→ **Stated problem**
Pick out each line of the records that includes the string "image", and copy it.

[begin The data]

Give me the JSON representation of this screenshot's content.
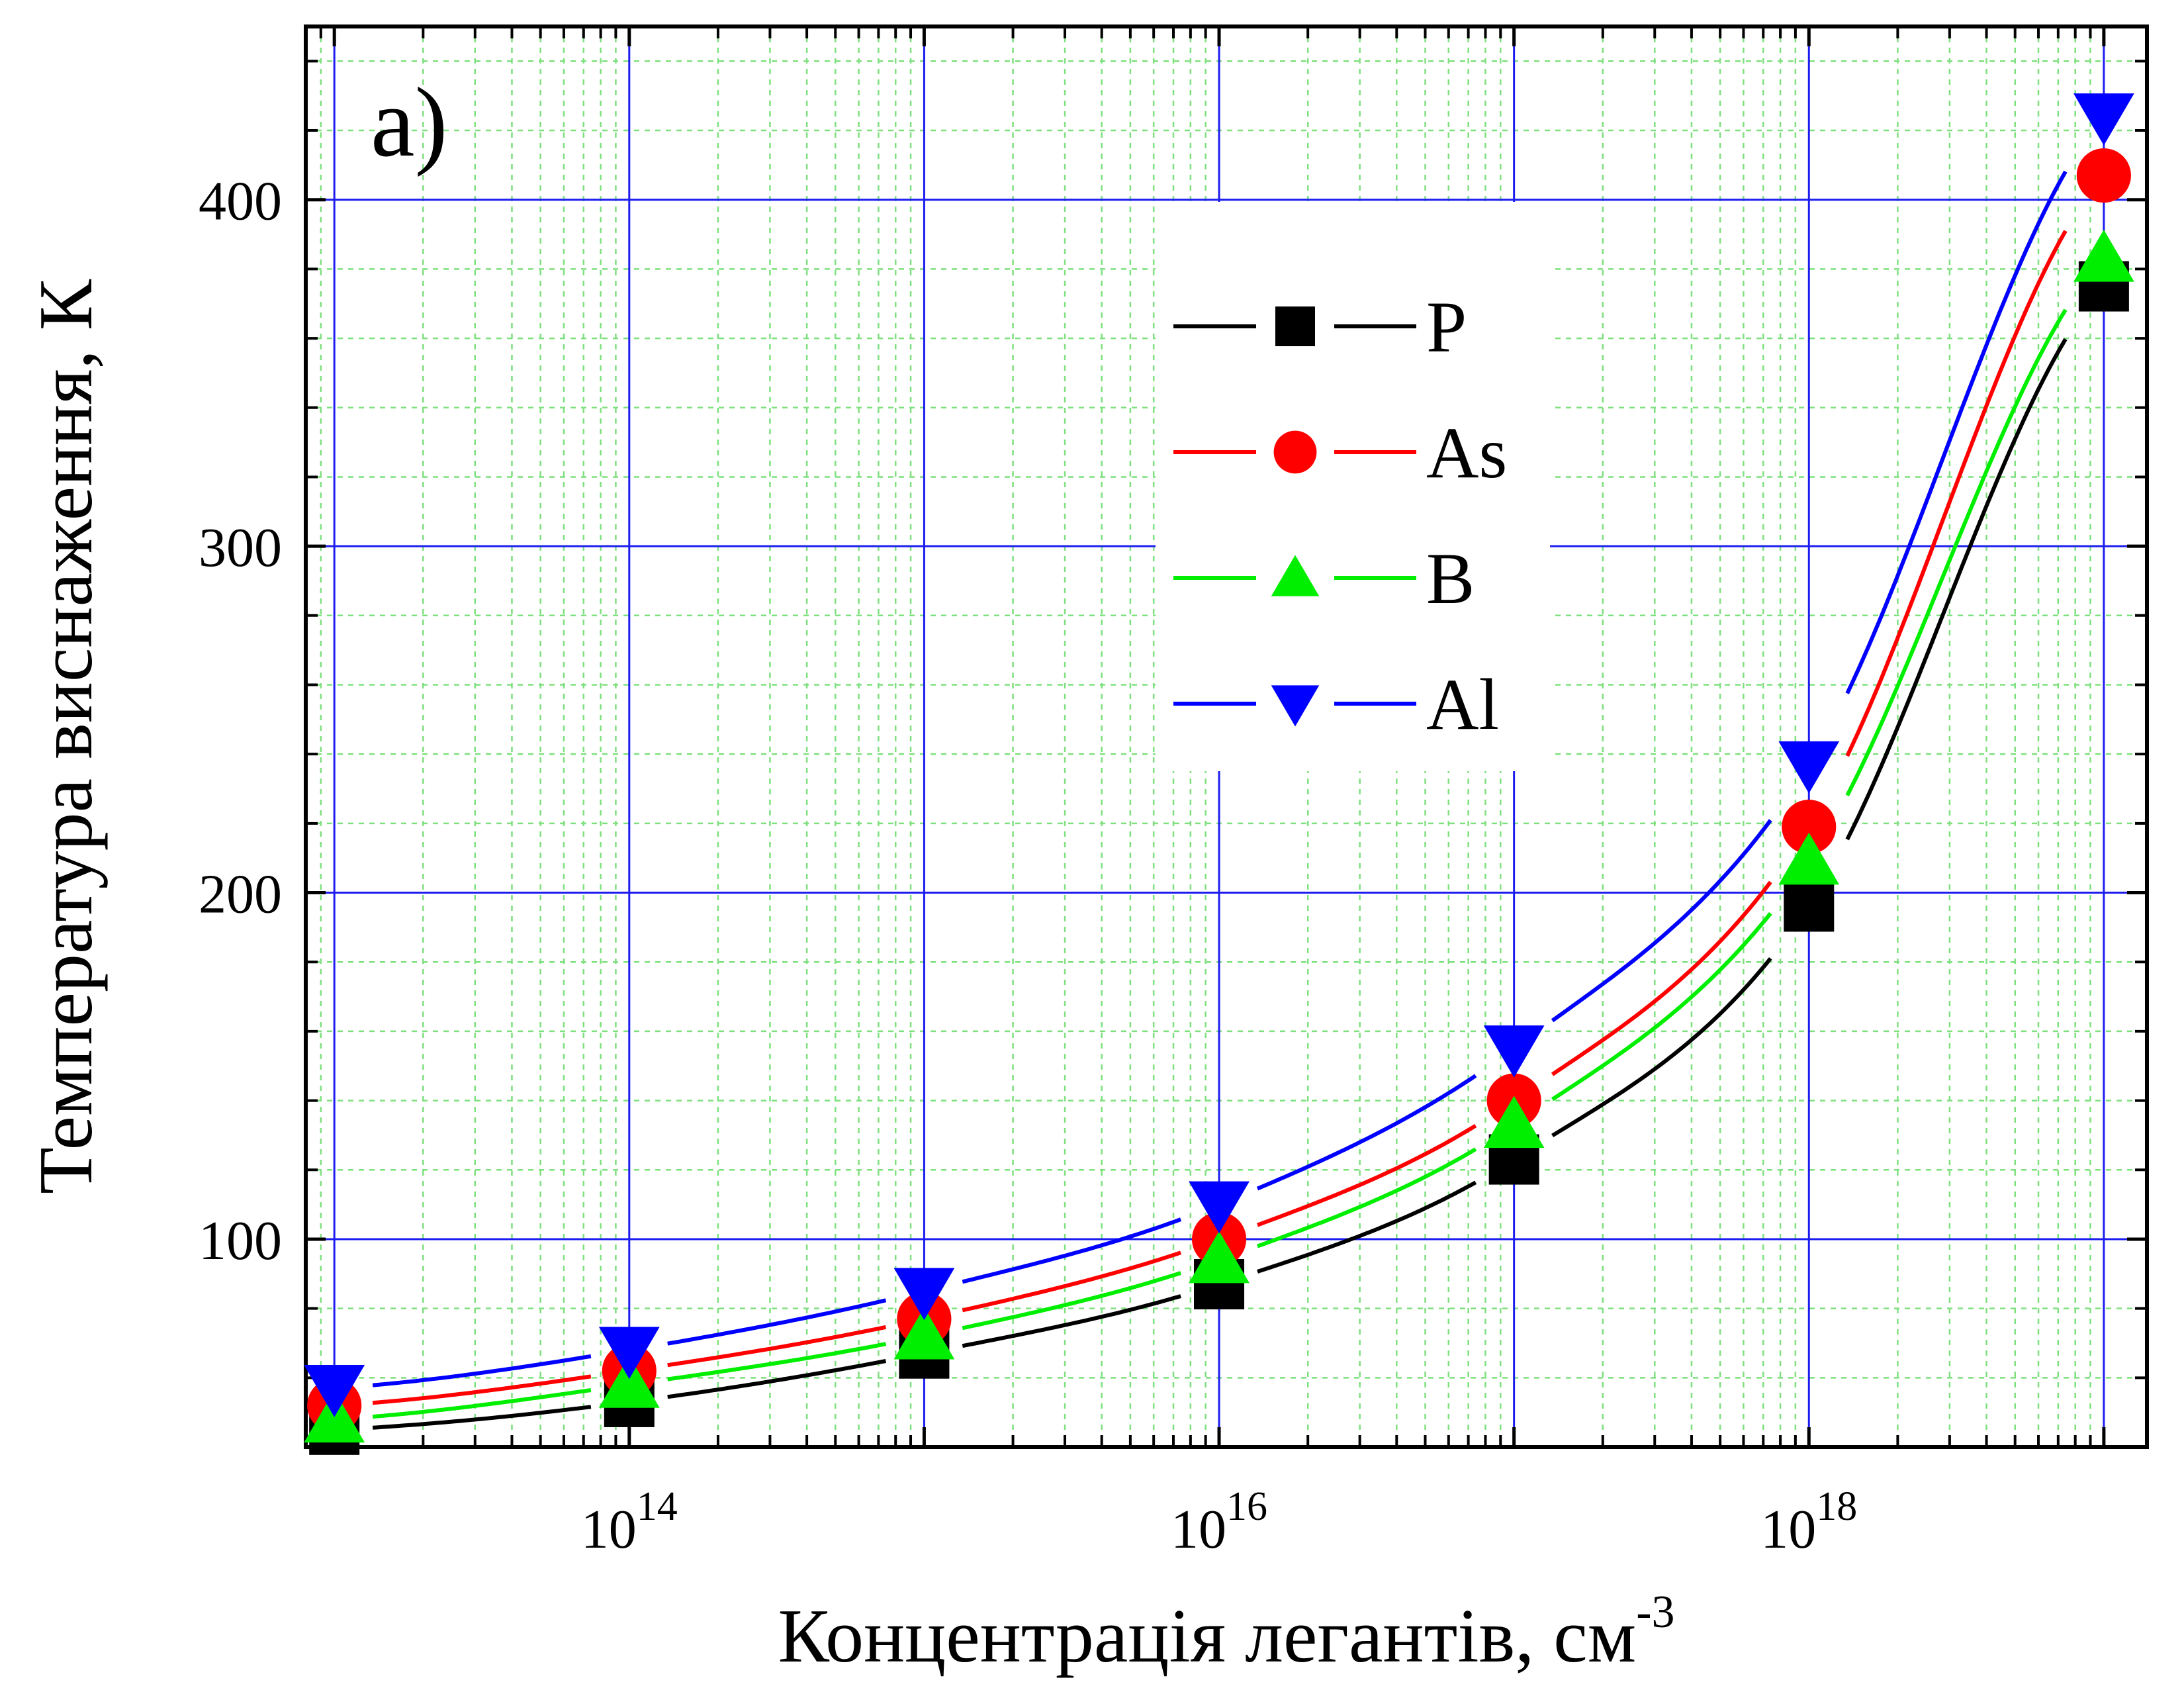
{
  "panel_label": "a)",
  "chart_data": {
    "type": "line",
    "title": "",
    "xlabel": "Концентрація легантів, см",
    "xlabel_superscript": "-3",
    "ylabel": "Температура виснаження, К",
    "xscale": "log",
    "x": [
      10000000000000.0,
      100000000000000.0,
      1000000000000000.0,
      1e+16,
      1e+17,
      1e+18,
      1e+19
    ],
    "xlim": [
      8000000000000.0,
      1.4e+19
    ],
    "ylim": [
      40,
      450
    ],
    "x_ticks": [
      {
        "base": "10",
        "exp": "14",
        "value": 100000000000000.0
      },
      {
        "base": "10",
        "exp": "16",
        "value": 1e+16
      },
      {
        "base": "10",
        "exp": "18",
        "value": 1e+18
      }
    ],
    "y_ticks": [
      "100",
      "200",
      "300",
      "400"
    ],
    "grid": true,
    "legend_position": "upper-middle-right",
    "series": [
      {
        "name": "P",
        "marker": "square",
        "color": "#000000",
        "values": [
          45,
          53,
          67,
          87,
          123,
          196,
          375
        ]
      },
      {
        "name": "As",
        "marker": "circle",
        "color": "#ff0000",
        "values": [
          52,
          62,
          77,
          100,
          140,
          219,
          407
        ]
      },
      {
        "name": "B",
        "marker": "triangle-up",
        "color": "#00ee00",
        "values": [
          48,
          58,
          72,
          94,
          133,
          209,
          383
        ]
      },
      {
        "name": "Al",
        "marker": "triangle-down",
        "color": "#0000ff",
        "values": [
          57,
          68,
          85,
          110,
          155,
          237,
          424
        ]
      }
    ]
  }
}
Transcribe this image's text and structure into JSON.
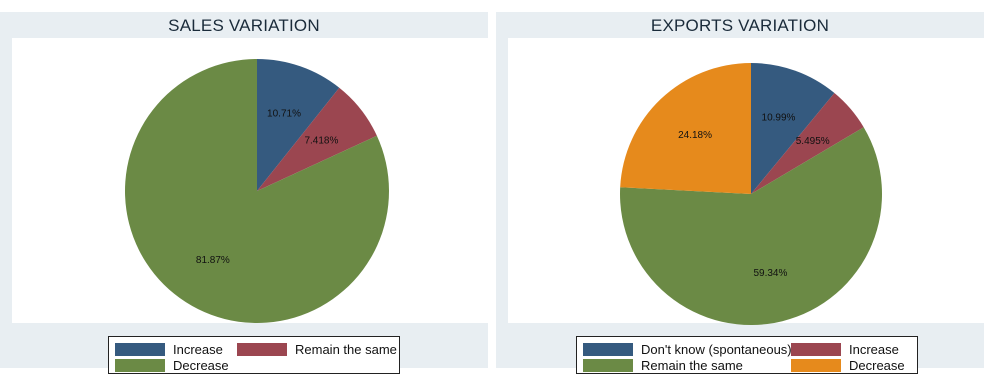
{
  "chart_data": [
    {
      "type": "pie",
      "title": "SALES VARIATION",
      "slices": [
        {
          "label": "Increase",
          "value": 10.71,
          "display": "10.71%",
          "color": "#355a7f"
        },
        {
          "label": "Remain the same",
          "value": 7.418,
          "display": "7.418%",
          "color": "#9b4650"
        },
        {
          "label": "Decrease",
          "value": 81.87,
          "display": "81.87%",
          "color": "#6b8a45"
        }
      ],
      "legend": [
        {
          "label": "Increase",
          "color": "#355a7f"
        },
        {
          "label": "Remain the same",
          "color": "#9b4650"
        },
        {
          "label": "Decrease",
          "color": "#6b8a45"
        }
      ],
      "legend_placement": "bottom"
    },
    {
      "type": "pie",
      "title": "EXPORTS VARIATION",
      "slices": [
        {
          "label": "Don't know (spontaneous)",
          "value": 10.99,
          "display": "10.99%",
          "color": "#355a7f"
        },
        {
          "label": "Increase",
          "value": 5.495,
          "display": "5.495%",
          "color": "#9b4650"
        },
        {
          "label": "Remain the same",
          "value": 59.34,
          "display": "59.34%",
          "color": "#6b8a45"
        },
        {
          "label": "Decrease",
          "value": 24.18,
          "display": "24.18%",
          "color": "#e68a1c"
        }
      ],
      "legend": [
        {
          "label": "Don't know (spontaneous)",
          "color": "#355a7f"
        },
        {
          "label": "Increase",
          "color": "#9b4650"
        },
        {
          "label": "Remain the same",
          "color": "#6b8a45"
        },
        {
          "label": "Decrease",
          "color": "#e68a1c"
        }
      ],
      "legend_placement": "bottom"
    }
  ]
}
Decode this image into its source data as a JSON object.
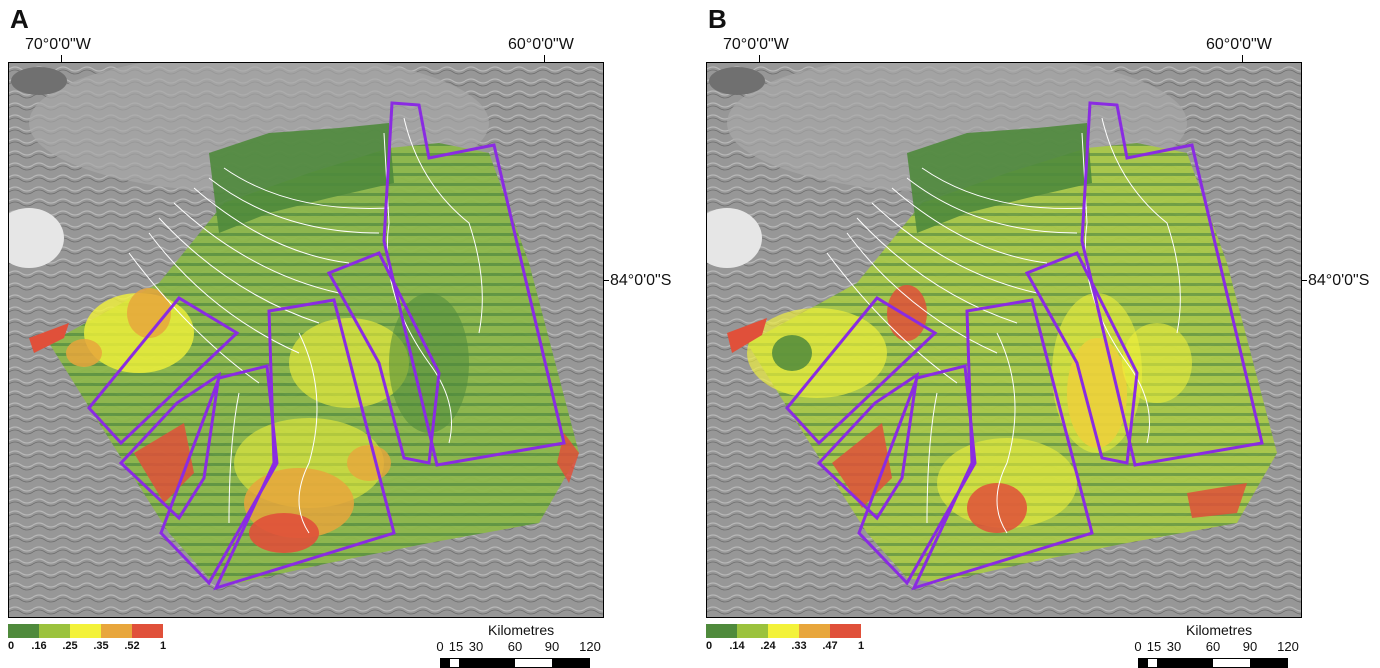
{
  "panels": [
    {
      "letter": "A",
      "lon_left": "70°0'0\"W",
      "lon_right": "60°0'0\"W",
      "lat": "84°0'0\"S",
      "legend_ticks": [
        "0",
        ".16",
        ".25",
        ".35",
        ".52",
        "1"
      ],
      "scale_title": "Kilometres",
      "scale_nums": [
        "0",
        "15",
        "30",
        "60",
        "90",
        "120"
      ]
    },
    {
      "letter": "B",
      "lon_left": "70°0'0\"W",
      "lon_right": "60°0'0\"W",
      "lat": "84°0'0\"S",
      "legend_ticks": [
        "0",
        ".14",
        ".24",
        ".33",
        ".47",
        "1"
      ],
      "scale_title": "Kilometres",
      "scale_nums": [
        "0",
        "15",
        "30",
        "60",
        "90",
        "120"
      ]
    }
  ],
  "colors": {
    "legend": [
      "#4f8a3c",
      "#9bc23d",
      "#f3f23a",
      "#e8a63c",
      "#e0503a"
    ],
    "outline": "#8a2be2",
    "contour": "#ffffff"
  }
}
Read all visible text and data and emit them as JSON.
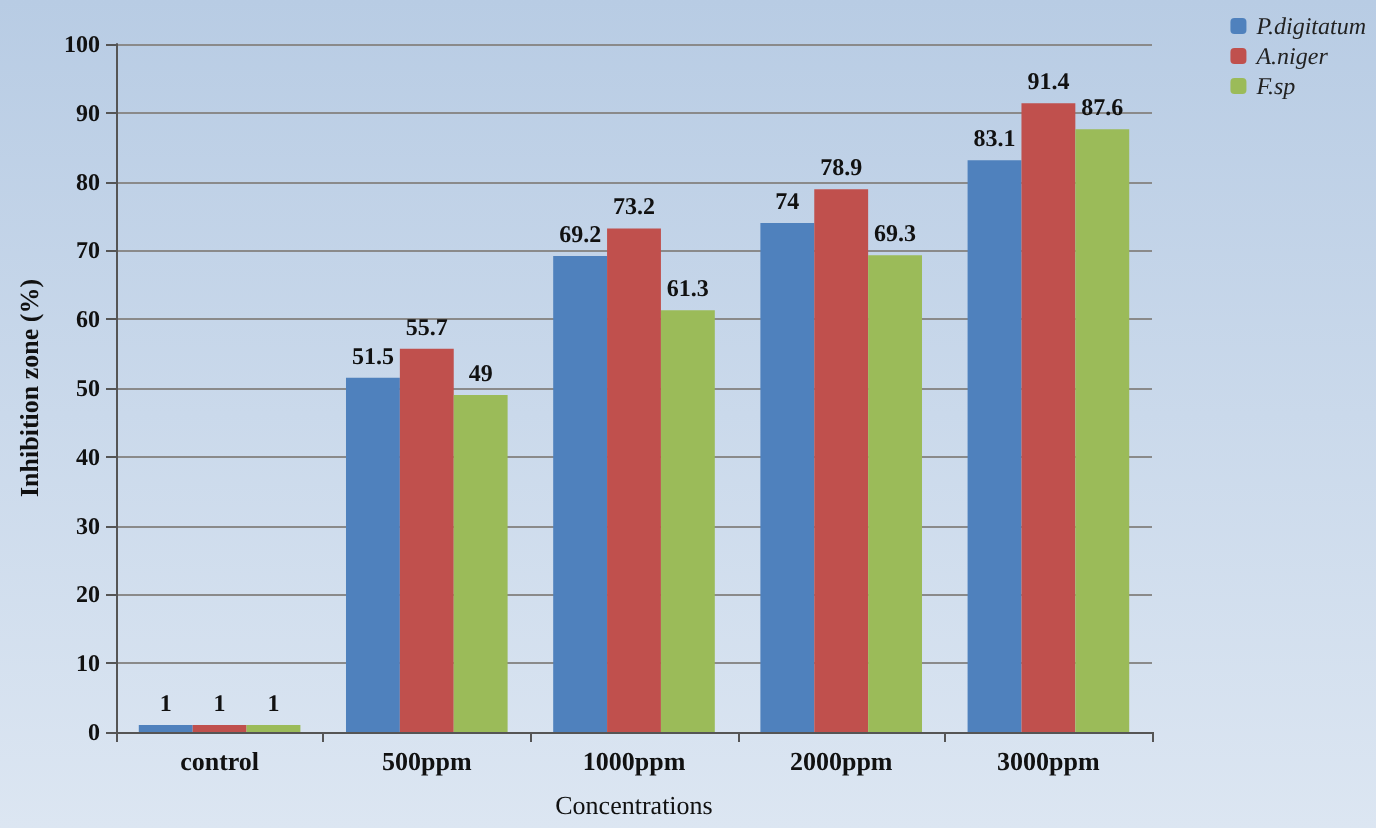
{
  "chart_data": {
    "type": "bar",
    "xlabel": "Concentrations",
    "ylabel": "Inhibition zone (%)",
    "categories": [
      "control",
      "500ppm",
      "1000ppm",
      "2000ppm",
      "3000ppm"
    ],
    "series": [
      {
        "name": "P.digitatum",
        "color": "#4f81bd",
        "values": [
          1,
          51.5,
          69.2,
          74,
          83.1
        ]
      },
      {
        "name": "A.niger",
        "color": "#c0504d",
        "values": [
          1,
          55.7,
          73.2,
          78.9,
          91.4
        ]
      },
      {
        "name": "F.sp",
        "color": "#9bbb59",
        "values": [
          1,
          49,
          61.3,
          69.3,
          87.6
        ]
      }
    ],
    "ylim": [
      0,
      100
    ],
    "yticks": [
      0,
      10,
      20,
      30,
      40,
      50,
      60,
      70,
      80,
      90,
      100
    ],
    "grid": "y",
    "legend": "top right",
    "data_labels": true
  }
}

[end The data]

→ **Task result**
Transcribe this image's text and structure into JSON.
Decode this image into its source data as a JSON object.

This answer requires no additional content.